▸ Stated goal
Find all lines in the records that include the word "text", and copy them out.
======== Data for this task
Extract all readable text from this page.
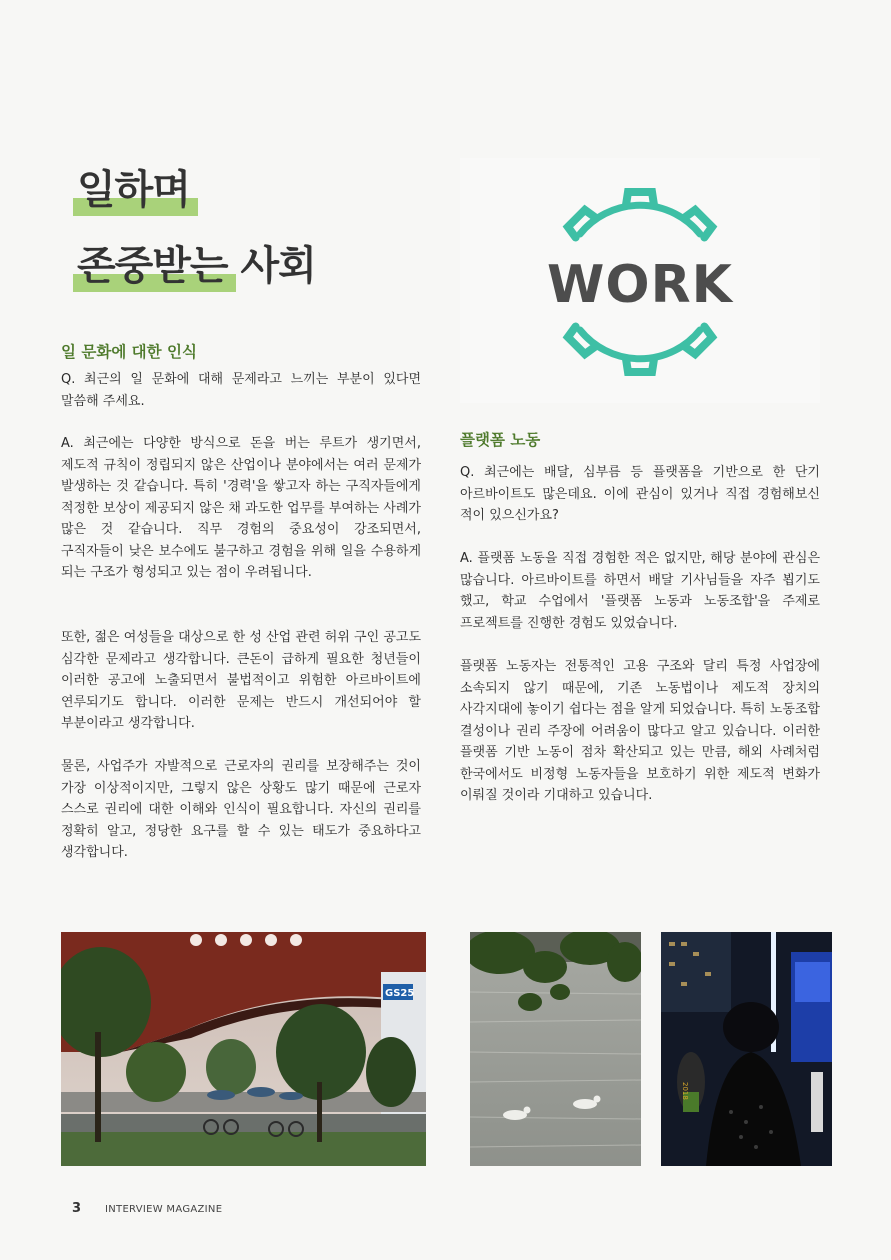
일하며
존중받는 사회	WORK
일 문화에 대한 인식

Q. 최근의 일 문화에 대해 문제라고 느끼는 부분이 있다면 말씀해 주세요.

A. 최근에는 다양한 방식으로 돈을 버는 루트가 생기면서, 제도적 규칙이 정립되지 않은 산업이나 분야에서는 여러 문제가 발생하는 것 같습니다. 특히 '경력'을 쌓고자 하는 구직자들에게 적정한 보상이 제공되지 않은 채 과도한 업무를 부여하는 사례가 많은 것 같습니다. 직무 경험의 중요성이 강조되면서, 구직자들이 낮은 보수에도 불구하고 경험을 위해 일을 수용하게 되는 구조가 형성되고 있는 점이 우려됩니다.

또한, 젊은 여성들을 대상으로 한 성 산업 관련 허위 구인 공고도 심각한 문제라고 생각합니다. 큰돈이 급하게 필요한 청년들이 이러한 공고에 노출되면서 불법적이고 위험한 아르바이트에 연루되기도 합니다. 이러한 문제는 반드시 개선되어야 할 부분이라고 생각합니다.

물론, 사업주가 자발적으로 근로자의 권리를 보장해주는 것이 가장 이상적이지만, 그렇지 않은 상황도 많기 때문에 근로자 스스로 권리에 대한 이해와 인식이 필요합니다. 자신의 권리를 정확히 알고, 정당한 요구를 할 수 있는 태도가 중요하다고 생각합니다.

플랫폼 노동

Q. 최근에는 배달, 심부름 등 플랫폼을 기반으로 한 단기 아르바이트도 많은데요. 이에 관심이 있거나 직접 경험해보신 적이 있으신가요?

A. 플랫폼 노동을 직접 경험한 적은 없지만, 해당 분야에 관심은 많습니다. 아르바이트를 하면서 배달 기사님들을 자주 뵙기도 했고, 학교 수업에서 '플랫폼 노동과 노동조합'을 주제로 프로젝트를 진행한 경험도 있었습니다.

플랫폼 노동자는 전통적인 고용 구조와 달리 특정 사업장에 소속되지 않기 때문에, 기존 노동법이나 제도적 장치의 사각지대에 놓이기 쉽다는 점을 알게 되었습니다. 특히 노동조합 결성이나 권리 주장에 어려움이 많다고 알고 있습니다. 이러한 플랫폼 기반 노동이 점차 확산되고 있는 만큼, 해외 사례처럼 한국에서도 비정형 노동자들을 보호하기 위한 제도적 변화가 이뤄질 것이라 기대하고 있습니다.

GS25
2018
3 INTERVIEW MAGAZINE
================
======== Data for this task
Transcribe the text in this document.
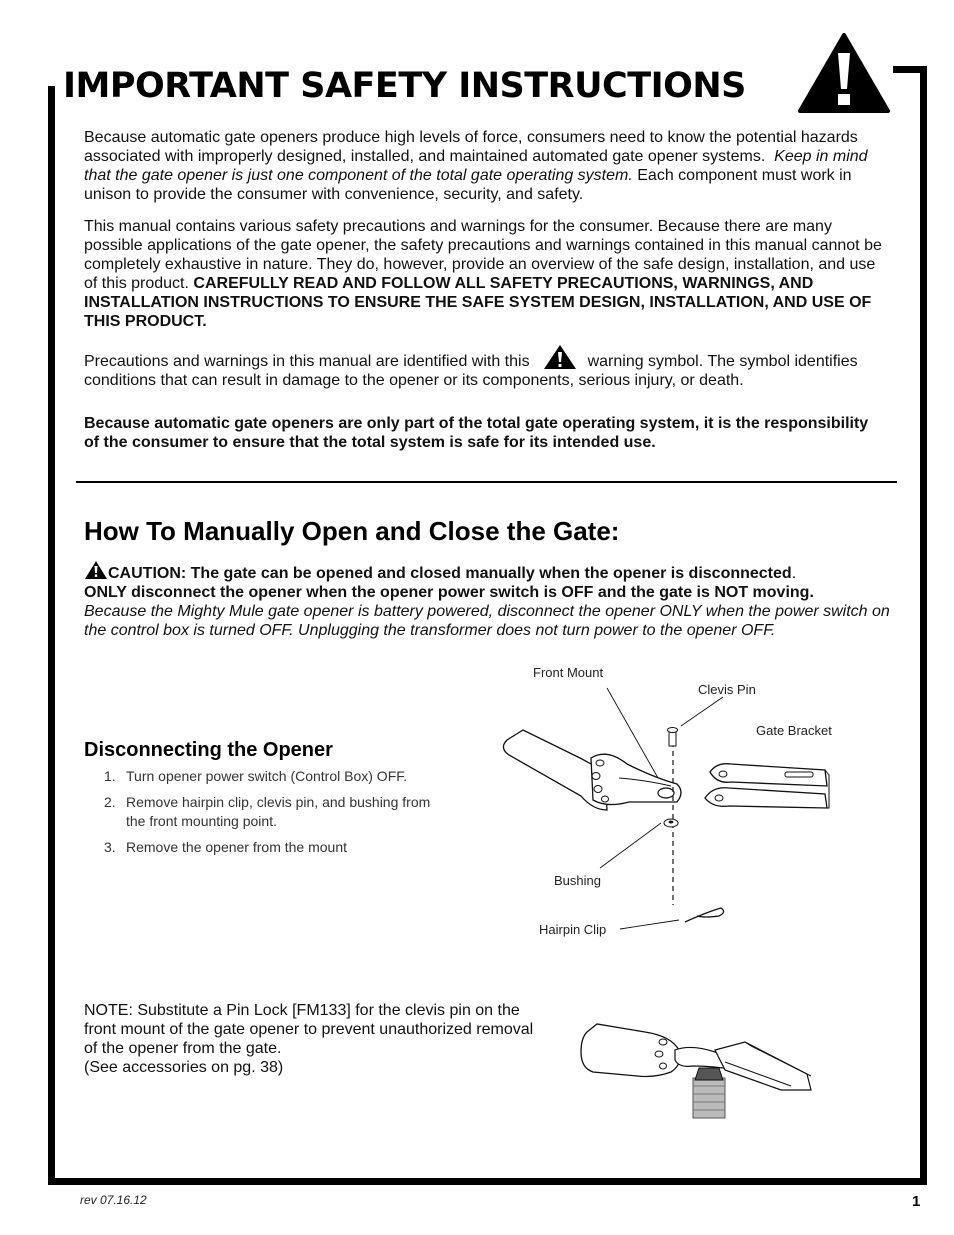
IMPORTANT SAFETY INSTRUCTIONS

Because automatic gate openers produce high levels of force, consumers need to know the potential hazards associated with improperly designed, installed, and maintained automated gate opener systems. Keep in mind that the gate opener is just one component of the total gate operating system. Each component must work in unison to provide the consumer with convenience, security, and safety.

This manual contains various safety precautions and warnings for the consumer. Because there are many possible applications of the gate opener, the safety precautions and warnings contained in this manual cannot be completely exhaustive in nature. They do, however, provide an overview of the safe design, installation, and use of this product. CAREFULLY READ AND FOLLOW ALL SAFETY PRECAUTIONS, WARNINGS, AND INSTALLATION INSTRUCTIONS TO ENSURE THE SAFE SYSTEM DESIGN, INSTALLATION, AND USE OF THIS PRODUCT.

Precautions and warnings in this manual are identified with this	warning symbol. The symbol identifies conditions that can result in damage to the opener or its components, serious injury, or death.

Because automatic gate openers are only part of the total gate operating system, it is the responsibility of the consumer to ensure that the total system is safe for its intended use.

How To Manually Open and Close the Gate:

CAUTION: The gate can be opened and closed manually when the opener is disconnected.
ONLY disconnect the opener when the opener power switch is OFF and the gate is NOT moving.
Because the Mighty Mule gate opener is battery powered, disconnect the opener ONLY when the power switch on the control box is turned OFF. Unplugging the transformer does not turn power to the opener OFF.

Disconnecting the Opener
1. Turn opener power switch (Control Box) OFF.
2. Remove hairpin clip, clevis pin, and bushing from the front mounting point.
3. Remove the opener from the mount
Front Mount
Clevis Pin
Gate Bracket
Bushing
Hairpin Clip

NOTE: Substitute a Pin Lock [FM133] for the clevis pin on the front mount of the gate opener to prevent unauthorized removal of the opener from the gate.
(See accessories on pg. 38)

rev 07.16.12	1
================
▸ In response
Extract all readable text from this page.
Transcribe the text in this document.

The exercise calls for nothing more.